▶ _Task directions_: Identify and copy all lines of the material where the string "ffffff" is found.

▶ _Lines of data_:
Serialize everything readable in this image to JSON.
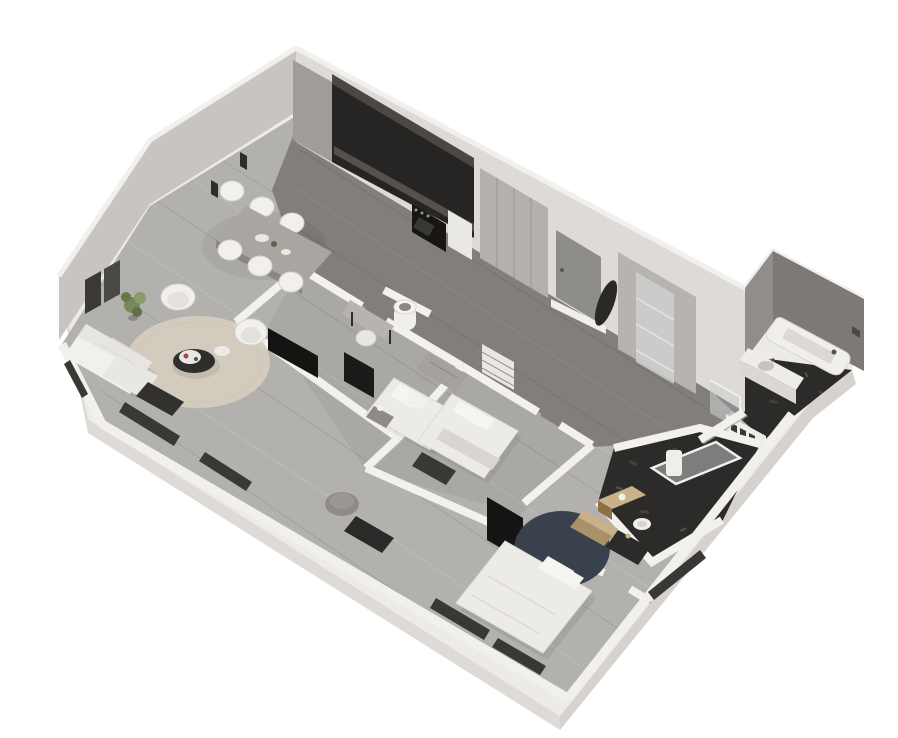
{
  "scene": {
    "kind": "isometric-3d-floor-plan-render",
    "description": "Dollhouse-style 3D floor plan of an apartment viewed from above at an angle, white background, no text labels",
    "background": "#ffffff"
  },
  "palette": {
    "slab": "#edebe8",
    "slabEdge": "#d6d3cf",
    "slabEdge2": "#dedbd7",
    "wallFace": "#c8c5c1",
    "facade": "#dedbd7",
    "rim": "#f2f0ed",
    "floorLight": "#b3b1ae",
    "floorDark": "#827e7a",
    "plankLight": "#c6c4c1",
    "plankDark": "#8f8c88",
    "marble": "#2d2b29",
    "marbleSpeck": "#55524e",
    "cabinetDark": "#272523",
    "cabinetTop": "#4a4744",
    "counter": "#55524e",
    "ovenBlack": "#171615",
    "doorGray": "#8f8d89",
    "wardrobe": "#b4b1ad",
    "glassTint": "#ccd0cf",
    "innerWall": "#f3f1ed",
    "innerWallShadow": "#c2bfbb",
    "bathFaceNW": "#918e8a",
    "bathFaceNE": "#7d7974",
    "furnWhite": "#f2f0ec",
    "bedWhite": "#ecebe6",
    "pillowWhite": "#f7f5f1",
    "blanketGray": "#d9d6d1",
    "throwDark": "#514f4c",
    "benchDark": "#3a3835",
    "tvBlack": "#141413",
    "rugBeige": "#d5cdbf",
    "rugNavy": "#39424c",
    "plantGreen": "#77895c",
    "plantGreenDark": "#5f7048",
    "brass": "#ab9166",
    "brassTop": "#c9b28a",
    "brassDark": "#8d6f45",
    "ottomanGray": "#8f8c88",
    "artFrame": "#3b3936",
    "windowDark": "#3a3835",
    "shadow": "#000000"
  },
  "rooms": [
    {
      "name": "living-room",
      "furniture": [
        "white-sofa",
        "armchair",
        "armchair",
        "round-beige-rug",
        "coffee-table-tray",
        "potted-plant",
        "media-bench",
        "side-table",
        "ottoman",
        "dark-bench"
      ]
    },
    {
      "name": "dining-area",
      "furniture": [
        "dining-table",
        "dining-chair",
        "dining-chair",
        "dining-chair",
        "dining-chair",
        "dining-chair",
        "dining-chair"
      ]
    },
    {
      "name": "kitchen",
      "furniture": [
        "dark-cabinet-run",
        "end-panel",
        "counter",
        "built-in-oven",
        "white-appliance-cabinet"
      ]
    },
    {
      "name": "entry-hall",
      "furniture": [
        "entry-door",
        "ribbed-wardrobe",
        "tall-display-cabinet",
        "coat-rack",
        "glass-partition"
      ]
    },
    {
      "name": "bedroom-small",
      "furniture": [
        "single-bed",
        "desk",
        "desk-chair",
        "cylinder-washbasin",
        "nightstand-lamp",
        "gray-dresser"
      ]
    },
    {
      "name": "bedroom-middle",
      "furniture": [
        "double-bed",
        "foot-bench",
        "shelved-wardrobe"
      ]
    },
    {
      "name": "bedroom-main",
      "furniture": [
        "double-bed",
        "navy-round-rug",
        "wall-tv",
        "brass-side-table",
        "dark-nightstand"
      ]
    },
    {
      "name": "main-bathroom",
      "furniture": [
        "bathtub",
        "vanity-with-basin",
        "towel-cubby-shelf",
        "wall-fitting"
      ]
    },
    {
      "name": "shower-room",
      "furniture": [
        "glass-shower",
        "brass-vanity",
        "toilet"
      ]
    }
  ],
  "wall_decor": [
    "framed-art",
    "framed-art",
    "wall-sconce",
    "wall-sconce",
    "low-wall-windows"
  ]
}
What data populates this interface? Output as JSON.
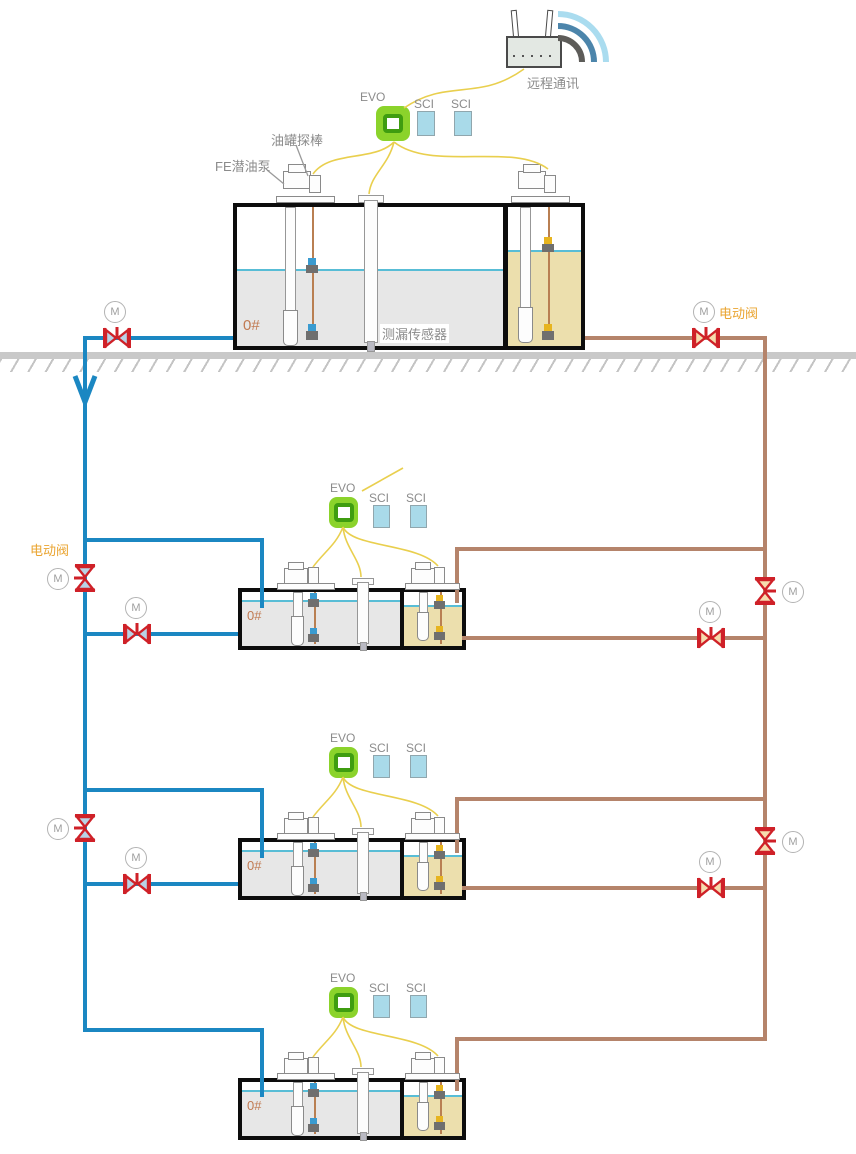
{
  "labels": {
    "remote_comm": "远程通讯",
    "evo": "EVO",
    "sci": "SCI",
    "tank_probe": "油罐探棒",
    "fe_pump": "FE潜油泵",
    "leak_sensor": "测漏传感器",
    "electric_valve": "电动阀",
    "motor": "M"
  },
  "stations": [
    {
      "name": "above-ground-tank-station",
      "grade": "0#"
    },
    {
      "name": "underground-tank-station-1",
      "grade": "0#"
    },
    {
      "name": "underground-tank-station-2",
      "grade": "0#"
    },
    {
      "name": "underground-tank-station-3",
      "grade": "0#"
    }
  ],
  "colors": {
    "supply_pipe_blue": "#1b87c2",
    "return_pipe_brown": "#b5846b",
    "signal_wire_yellow": "#e9cf4e",
    "valve_red": "#cf2128",
    "valve_fill_blue": "#b9d3e6",
    "valve_fill_tan": "#f6dcae",
    "evo_green": "#8bd32b",
    "sci_blue": "#a9dae9",
    "tank_fill_gray": "#e7e7e7",
    "tank_fill_tan": "#ecdfad",
    "liquid_level_cyan": "#58bdd6",
    "label_gray": "#8b8b8b",
    "label_orange": "#eaa430",
    "grade_label": "#c17a52"
  }
}
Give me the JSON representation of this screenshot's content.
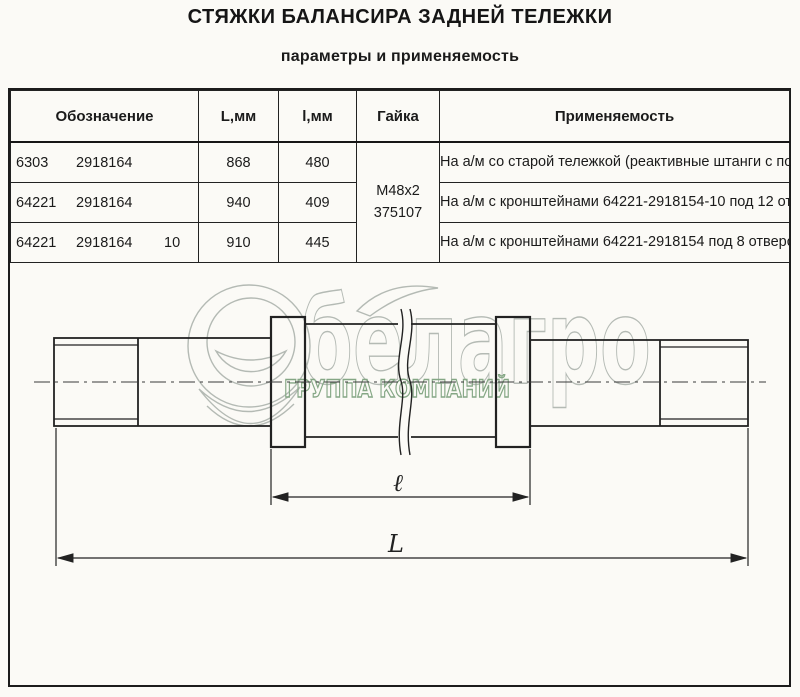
{
  "page": {
    "title": "СТЯЖКИ БАЛАНСИРА ЗАДНЕЙ ТЕЛЕЖКИ",
    "subtitle": "параметры и применяемость"
  },
  "table": {
    "headers": {
      "designation": "Обозначение",
      "length_L": "L,мм",
      "length_l": "l,мм",
      "nut": "Гайка",
      "application": "Применяемость"
    },
    "nut_value": {
      "line1": "M48x2",
      "line2": "375107"
    },
    "rows": [
      {
        "designation": {
          "prefix": "6303",
          "number": "2918164",
          "suffix": ""
        },
        "L": "868",
        "l": "480",
        "application": "На а/м со старой тележкой (реактивные штанги с подшипниками ШС-50 )"
      },
      {
        "designation": {
          "prefix": "64221",
          "number": "2918164",
          "suffix": ""
        },
        "L": "940",
        "l": "409",
        "application": "На а/м с кронштейнами 64221-2918154-10 под 12 отверстий каждый Ф19 мм."
      },
      {
        "designation": {
          "prefix": "64221",
          "number": "2918164",
          "suffix": "10"
        },
        "L": "910",
        "l": "445",
        "application": "На а/м с кронштейнами 64221-2918154 под 8 отверстий каждый Ф25 мм."
      }
    ]
  },
  "drawing": {
    "dim_inner_label": "ℓ",
    "dim_overall_label": "L",
    "line_color": "#222222"
  },
  "watermark": {
    "brand": "белагро",
    "tagline": "ГРУППА КОМПАНИЙ",
    "brand_color": "#b4bab4",
    "tagline_color": "#85a785"
  }
}
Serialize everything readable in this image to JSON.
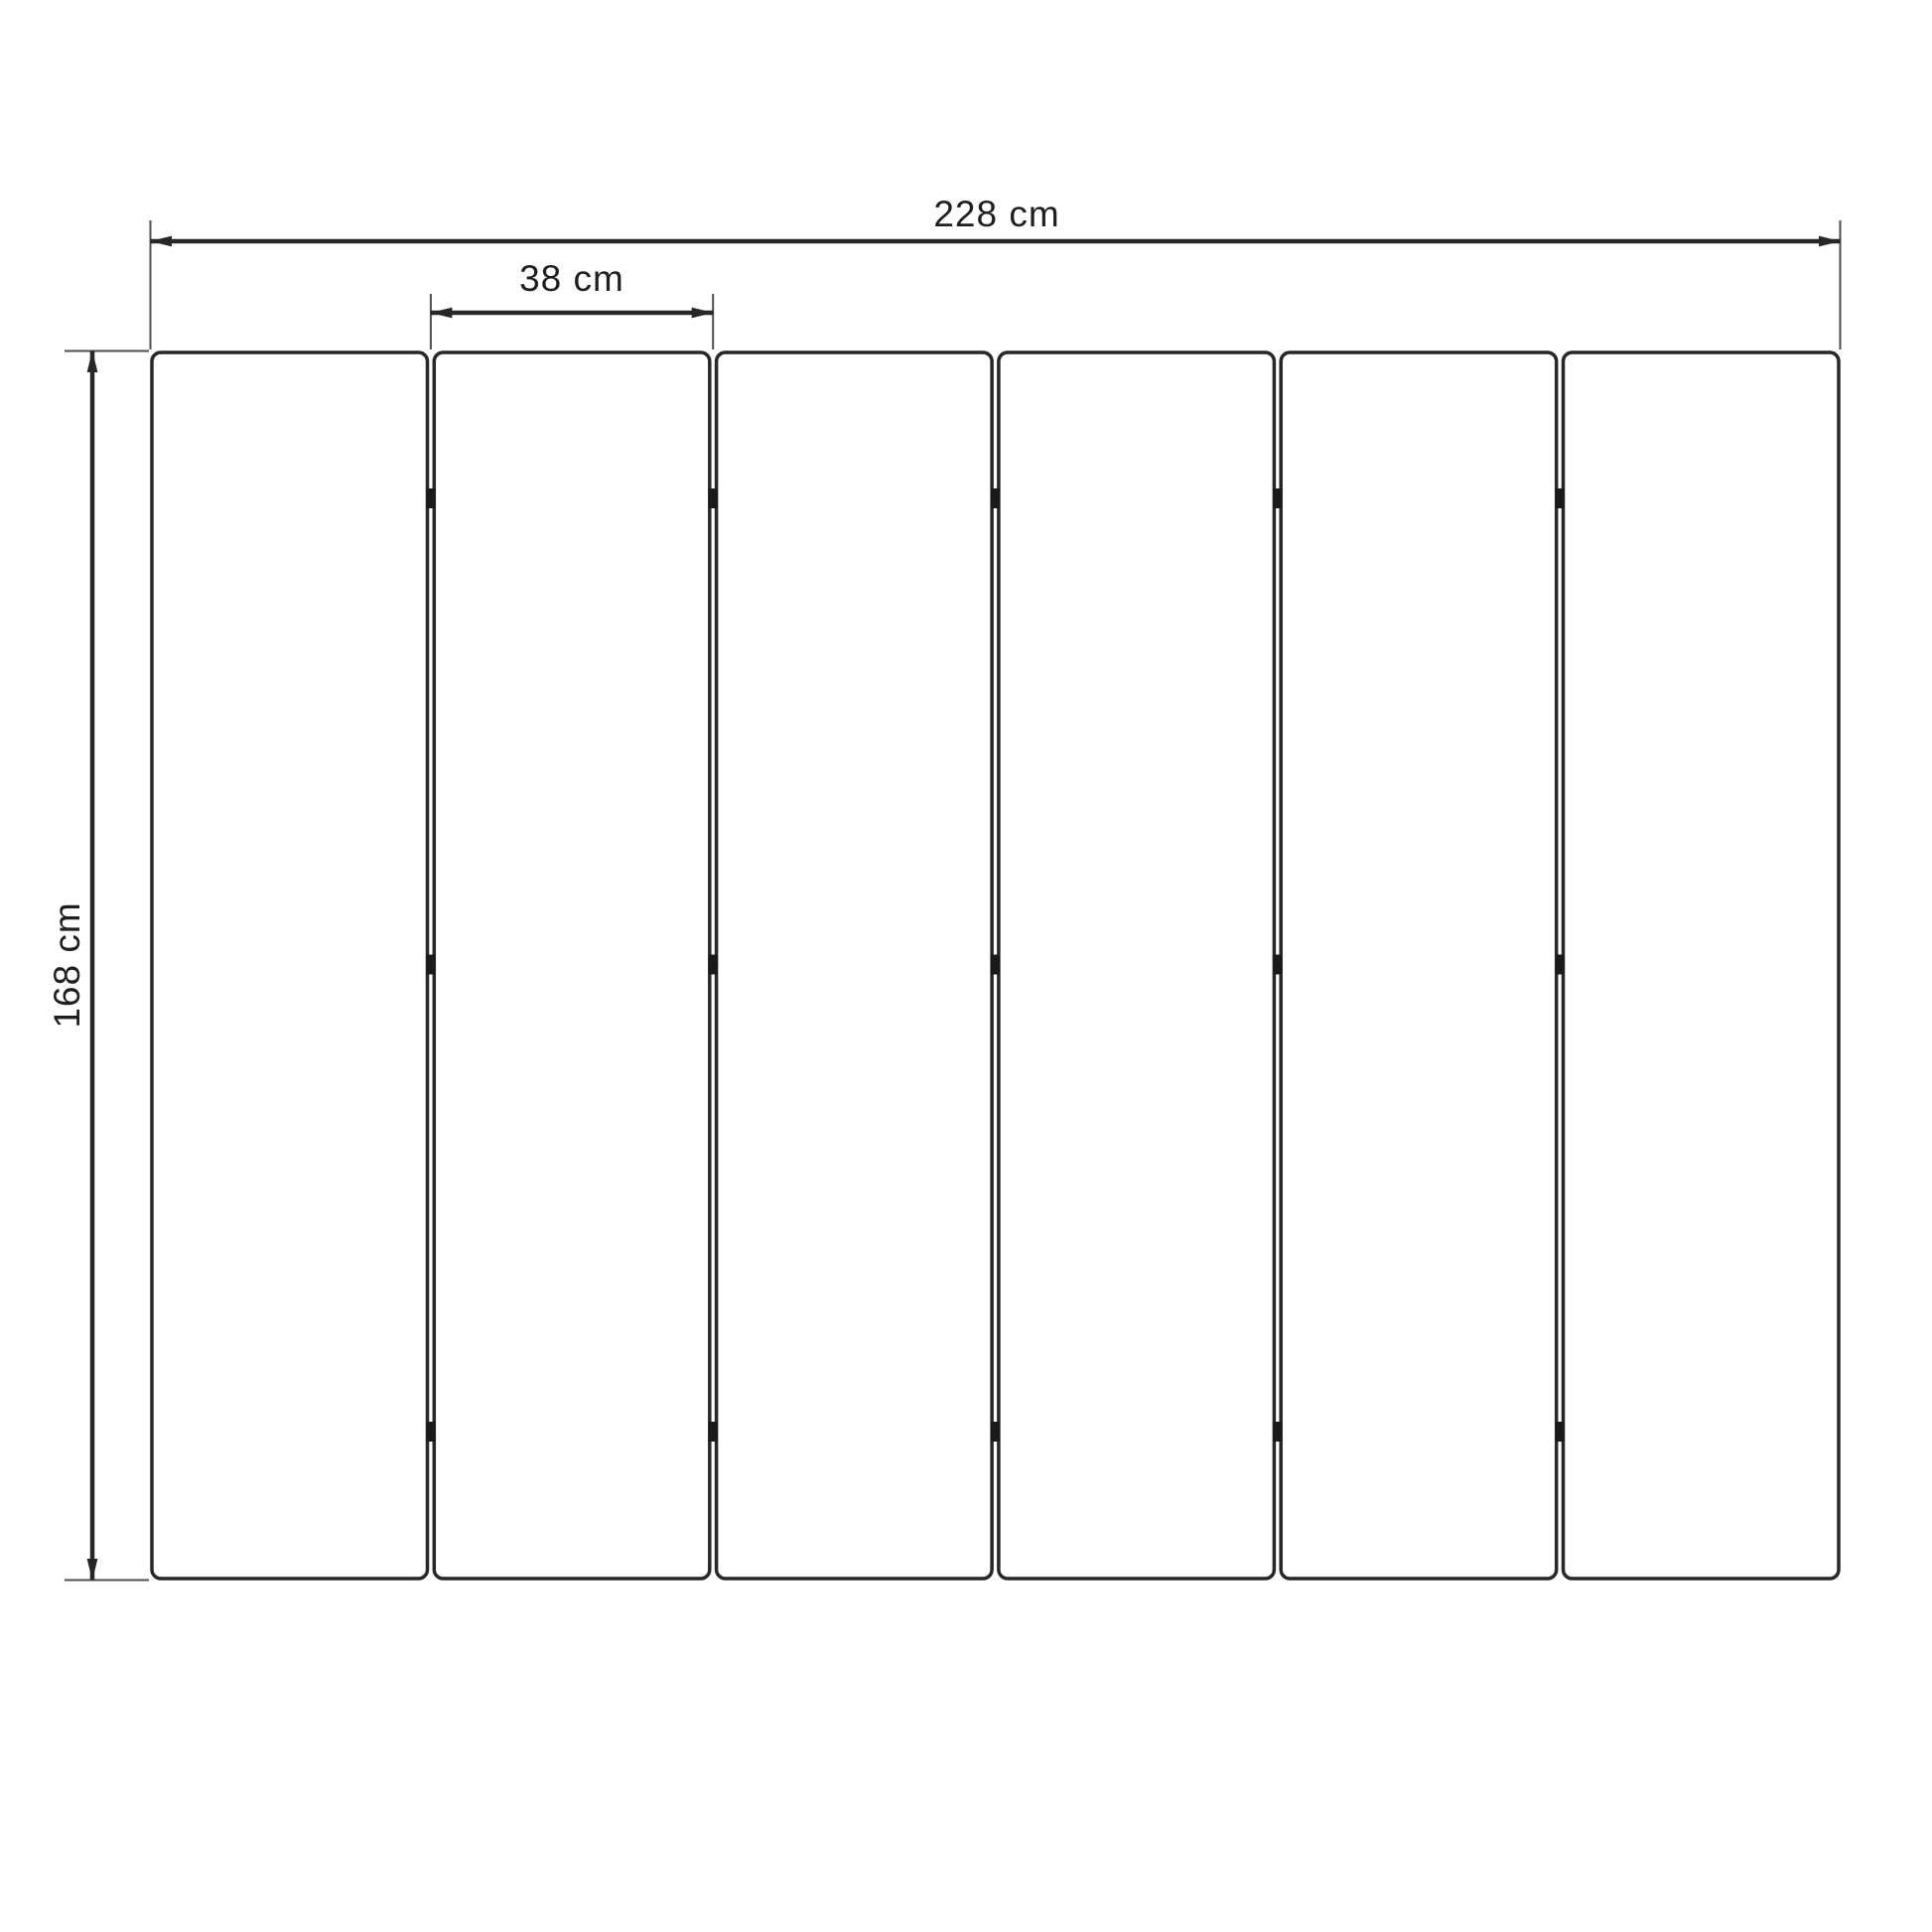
{
  "diagram": {
    "kind": "technical-dimension-drawing",
    "panel_count": 6,
    "hinge_rows": 3,
    "labels": {
      "total_width": "228 cm",
      "panel_width": "38 cm",
      "height": "168 cm"
    },
    "colors": {
      "background": "#ffffff",
      "panel_fill": "#ffffff",
      "line": "#272727",
      "extension_line": "#4f4f4f",
      "hinge": "#1a1a1a",
      "text": "#1f1f1f"
    }
  }
}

▶ _Solution to this task_:
    "background": "#ffffff"
      "background": "#ffffff",
      "panel_fill": "#ffffff",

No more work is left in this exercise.